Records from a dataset
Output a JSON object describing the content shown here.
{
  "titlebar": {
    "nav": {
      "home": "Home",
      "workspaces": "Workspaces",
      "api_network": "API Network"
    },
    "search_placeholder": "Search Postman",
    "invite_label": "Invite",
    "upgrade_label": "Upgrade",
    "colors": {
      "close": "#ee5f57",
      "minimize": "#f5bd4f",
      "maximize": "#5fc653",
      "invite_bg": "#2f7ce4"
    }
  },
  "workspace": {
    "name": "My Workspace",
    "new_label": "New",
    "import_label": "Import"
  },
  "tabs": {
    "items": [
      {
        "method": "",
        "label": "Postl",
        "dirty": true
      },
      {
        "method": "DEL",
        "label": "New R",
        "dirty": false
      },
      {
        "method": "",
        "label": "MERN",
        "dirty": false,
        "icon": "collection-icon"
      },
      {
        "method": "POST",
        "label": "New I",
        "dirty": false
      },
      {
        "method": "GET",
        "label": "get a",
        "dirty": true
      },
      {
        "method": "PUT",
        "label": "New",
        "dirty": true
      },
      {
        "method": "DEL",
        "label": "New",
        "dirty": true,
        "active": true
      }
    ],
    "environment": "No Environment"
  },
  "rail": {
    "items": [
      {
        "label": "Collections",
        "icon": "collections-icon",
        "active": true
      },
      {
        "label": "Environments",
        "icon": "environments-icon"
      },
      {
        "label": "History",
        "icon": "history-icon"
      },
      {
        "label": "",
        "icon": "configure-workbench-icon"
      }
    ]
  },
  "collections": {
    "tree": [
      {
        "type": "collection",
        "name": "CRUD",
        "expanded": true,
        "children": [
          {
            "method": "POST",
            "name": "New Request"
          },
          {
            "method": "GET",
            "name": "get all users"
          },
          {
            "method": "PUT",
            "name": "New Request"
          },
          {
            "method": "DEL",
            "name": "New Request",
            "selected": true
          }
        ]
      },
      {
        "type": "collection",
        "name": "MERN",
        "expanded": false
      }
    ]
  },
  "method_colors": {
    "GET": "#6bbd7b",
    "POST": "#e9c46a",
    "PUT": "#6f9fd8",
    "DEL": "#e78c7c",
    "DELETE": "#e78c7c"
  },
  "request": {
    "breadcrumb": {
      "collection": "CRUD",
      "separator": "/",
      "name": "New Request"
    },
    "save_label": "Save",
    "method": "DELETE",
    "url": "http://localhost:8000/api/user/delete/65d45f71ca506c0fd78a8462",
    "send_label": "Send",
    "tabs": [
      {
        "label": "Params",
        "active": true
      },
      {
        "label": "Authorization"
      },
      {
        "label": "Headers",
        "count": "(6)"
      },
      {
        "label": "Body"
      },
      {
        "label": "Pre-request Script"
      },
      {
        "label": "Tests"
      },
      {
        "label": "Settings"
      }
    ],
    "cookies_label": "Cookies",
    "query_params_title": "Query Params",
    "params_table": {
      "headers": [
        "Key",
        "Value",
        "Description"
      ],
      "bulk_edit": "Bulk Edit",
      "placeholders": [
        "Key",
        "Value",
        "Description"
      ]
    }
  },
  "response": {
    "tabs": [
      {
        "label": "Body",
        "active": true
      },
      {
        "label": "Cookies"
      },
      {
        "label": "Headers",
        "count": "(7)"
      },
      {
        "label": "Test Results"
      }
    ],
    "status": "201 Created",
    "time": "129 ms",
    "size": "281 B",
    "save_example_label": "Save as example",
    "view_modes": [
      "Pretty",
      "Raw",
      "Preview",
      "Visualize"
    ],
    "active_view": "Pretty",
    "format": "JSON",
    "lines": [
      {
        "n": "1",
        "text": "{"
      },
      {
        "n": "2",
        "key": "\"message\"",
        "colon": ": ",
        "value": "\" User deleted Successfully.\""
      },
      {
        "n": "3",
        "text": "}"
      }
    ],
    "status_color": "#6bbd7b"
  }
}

Given problem => Reply with only the number of lines in the entries that contain the word "JSON".

Answer for this exercise => 2